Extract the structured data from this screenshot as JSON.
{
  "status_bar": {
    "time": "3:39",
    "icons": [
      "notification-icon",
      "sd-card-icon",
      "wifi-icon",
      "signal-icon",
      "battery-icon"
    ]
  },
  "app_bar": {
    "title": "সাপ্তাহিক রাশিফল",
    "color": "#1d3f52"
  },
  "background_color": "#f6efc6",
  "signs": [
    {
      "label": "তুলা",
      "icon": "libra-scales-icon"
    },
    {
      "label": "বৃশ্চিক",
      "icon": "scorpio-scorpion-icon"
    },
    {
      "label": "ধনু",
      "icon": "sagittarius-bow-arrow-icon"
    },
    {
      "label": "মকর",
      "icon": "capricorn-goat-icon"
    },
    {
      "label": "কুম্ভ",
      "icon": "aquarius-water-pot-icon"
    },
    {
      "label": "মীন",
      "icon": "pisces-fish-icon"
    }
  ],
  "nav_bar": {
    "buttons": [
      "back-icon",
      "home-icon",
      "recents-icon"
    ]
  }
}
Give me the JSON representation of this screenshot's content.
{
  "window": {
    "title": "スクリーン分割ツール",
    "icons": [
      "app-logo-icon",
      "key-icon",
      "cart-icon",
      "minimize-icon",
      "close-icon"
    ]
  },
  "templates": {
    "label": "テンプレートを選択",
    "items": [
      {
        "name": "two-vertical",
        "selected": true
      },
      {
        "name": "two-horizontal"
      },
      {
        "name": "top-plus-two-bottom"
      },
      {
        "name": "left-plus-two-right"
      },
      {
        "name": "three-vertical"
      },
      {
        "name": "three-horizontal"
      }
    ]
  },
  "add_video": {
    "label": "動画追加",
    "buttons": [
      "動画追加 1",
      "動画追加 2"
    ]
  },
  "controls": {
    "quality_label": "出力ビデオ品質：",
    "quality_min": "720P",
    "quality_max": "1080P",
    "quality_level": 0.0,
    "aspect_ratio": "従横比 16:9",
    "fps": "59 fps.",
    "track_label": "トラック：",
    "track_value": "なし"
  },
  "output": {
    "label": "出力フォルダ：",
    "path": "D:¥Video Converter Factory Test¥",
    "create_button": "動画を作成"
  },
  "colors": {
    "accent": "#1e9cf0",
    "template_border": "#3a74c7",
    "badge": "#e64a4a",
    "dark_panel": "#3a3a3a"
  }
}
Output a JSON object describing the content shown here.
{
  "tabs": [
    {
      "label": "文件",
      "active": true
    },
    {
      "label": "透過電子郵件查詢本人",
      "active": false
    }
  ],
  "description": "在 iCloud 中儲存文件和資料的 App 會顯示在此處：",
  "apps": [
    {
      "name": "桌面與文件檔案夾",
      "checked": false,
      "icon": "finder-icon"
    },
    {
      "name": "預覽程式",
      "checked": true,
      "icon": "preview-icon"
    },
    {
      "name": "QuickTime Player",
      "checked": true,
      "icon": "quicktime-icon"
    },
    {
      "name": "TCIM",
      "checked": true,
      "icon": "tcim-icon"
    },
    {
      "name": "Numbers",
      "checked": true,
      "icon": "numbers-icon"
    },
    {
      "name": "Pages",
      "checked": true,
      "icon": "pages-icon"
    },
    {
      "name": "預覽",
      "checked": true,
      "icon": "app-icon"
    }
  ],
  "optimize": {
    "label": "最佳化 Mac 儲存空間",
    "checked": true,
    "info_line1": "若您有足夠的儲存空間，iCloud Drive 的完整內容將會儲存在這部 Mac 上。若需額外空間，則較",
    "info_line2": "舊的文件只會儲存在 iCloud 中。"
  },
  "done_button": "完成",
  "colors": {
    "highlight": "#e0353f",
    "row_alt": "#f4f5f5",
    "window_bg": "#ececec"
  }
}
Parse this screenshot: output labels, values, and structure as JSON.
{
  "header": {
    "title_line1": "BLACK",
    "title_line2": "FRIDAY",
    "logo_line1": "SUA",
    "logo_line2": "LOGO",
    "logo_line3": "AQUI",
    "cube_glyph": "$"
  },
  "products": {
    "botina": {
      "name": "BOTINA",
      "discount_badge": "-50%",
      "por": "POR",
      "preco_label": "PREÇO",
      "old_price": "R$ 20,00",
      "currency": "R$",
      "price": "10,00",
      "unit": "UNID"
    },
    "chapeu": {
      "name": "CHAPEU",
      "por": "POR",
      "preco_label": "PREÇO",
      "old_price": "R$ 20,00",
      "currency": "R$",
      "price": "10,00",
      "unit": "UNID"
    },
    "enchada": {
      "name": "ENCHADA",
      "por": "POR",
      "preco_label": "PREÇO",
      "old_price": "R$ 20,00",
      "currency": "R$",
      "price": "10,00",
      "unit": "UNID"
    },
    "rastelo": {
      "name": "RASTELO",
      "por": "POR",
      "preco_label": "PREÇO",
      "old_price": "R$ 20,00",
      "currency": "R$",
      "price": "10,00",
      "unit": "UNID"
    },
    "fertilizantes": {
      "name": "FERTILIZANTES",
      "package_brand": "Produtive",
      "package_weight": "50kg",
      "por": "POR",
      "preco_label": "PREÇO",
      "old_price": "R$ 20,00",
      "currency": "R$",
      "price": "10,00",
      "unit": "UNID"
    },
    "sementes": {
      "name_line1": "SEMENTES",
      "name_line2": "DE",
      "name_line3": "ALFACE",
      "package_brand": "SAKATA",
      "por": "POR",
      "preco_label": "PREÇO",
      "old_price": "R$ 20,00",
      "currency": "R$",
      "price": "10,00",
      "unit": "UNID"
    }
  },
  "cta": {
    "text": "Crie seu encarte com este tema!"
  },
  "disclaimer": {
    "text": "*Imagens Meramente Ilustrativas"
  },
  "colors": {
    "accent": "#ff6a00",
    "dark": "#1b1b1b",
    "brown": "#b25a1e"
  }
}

────

◆ **Problem to work on**:
Each line in the material above must be retyped without alteration.

◆ **Worked solution**:
Extract the structured data from this screenshot as JSON.
{
  "status_bar": {
    "time": "3:39",
    "icons": [
      "notification-icon",
      "sd-card-icon",
      "wifi-icon",
      "signal-icon",
      "battery-icon"
    ]
  },
  "app_bar": {
    "title": "সাপ্তাহিক রাশিফল",
    "color": "#1d3f52"
  },
  "background_color": "#f6efc6",
  "signs": [
    {
      "label": "তুলা",
      "icon": "libra-scales-icon"
    },
    {
      "label": "বৃশ্চিক",
      "icon": "scorpio-scorpion-icon"
    },
    {
      "label": "ধনু",
      "icon": "sagittarius-bow-arrow-icon"
    },
    {
      "label": "মকর",
      "icon": "capricorn-goat-icon"
    },
    {
      "label": "কুম্ভ",
      "icon": "aquarius-water-pot-icon"
    },
    {
      "label": "মীন",
      "icon": "pisces-fish-icon"
    }
  ],
  "nav_bar": {
    "buttons": [
      "back-icon",
      "home-icon",
      "recents-icon"
    ]
  }
}
Give me the JSON representation of this screenshot's content.
{
  "window": {
    "title": "スクリーン分割ツール",
    "icons": [
      "app-logo-icon",
      "key-icon",
      "cart-icon",
      "minimize-icon",
      "close-icon"
    ]
  },
  "templates": {
    "label": "テンプレートを選択",
    "items": [
      {
        "name": "two-vertical",
        "selected": true
      },
      {
        "name": "two-horizontal"
      },
      {
        "name": "top-plus-two-bottom"
      },
      {
        "name": "left-plus-two-right"
      },
      {
        "name": "three-vertical"
      },
      {
        "name": "three-horizontal"
      }
    ]
  },
  "add_video": {
    "label": "動画追加",
    "buttons": [
      "動画追加 1",
      "動画追加 2"
    ]
  },
  "controls": {
    "quality_label": "出力ビデオ品質：",
    "quality_min": "720P",
    "quality_max": "1080P",
    "quality_level": 0.0,
    "aspect_ratio": "従横比 16:9",
    "fps": "59 fps.",
    "track_label": "トラック：",
    "track_value": "なし"
  },
  "output": {
    "label": "出力フォルダ：",
    "path": "D:¥Video Converter Factory Test¥",
    "create_button": "動画を作成"
  },
  "colors": {
    "accent": "#1e9cf0",
    "template_border": "#3a74c7",
    "badge": "#e64a4a",
    "dark_panel": "#3a3a3a"
  }
}
Output a JSON object describing the content shown here.
{
  "tabs": [
    {
      "label": "文件",
      "active": true
    },
    {
      "label": "透過電子郵件查詢本人",
      "active": false
    }
  ],
  "description": "在 iCloud 中儲存文件和資料的 App 會顯示在此處：",
  "apps": [
    {
      "name": "桌面與文件檔案夾",
      "checked": false,
      "icon": "finder-icon"
    },
    {
      "name": "預覽程式",
      "checked": true,
      "icon": "preview-icon"
    },
    {
      "name": "QuickTime Player",
      "checked": true,
      "icon": "quicktime-icon"
    },
    {
      "name": "TCIM",
      "checked": true,
      "icon": "tcim-icon"
    },
    {
      "name": "Numbers",
      "checked": true,
      "icon": "numbers-icon"
    },
    {
      "name": "Pages",
      "checked": true,
      "icon": "pages-icon"
    },
    {
      "name": "預覽",
      "checked": true,
      "icon": "app-icon"
    }
  ],
  "optimize": {
    "label": "最佳化 Mac 儲存空間",
    "checked": true,
    "info_line1": "若您有足夠的儲存空間，iCloud Drive 的完整內容將會儲存在這部 Mac 上。若需額外空間，則較",
    "info_line2": "舊的文件只會儲存在 iCloud 中。"
  },
  "done_button": "完成",
  "colors": {
    "highlight": "#e0353f",
    "row_alt": "#f4f5f5",
    "window_bg": "#ececec"
  }
}
Parse this screenshot: output labels, values, and structure as JSON.
{
  "header": {
    "title_line1": "BLACK",
    "title_line2": "FRIDAY",
    "logo_line1": "SUA",
    "logo_line2": "LOGO",
    "logo_line3": "AQUI",
    "cube_glyph": "$"
  },
  "products": {
    "botina": {
      "name": "BOTINA",
      "discount_badge": "-50%",
      "por": "POR",
      "preco_label": "PREÇO",
      "old_price": "R$ 20,00",
      "currency": "R$",
      "price": "10,00",
      "unit": "UNID"
    },
    "chapeu": {
      "name": "CHAPEU",
      "por": "POR",
      "preco_label": "PREÇO",
      "old_price": "R$ 20,00",
      "currency": "R$",
      "price": "10,00",
      "unit": "UNID"
    },
    "enchada": {
      "name": "ENCHADA",
      "por": "POR",
      "preco_label": "PREÇO",
      "old_price": "R$ 20,00",
      "currency": "R$",
      "price": "10,00",
      "unit": "UNID"
    },
    "rastelo": {
      "name": "RASTELO",
      "por": "POR",
      "preco_label": "PREÇO",
      "old_price": "R$ 20,00",
      "currency": "R$",
      "price": "10,00",
      "unit": "UNID"
    },
    "fertilizantes": {
      "name": "FERTILIZANTES",
      "package_brand": "Produtive",
      "package_weight": "50kg",
      "por": "POR",
      "preco_label": "PREÇO",
      "old_price": "R$ 20,00",
      "currency": "R$",
      "price": "10,00",
      "unit": "UNID"
    },
    "sementes": {
      "name_line1": "SEMENTES",
      "name_line2": "DE",
      "name_line3": "ALFACE",
      "package_brand": "SAKATA",
      "por": "POR",
      "preco_label": "PREÇO",
      "old_price": "R$ 20,00",
      "currency": "R$",
      "price": "10,00",
      "unit": "UNID"
    }
  },
  "cta": {
    "text": "Crie seu encarte com este tema!"
  },
  "disclaimer": {
    "text": "*Imagens Meramente Ilustrativas"
  },
  "colors": {
    "accent": "#ff6a00",
    "dark": "#1b1b1b",
    "brown": "#b25a1e"
  }
}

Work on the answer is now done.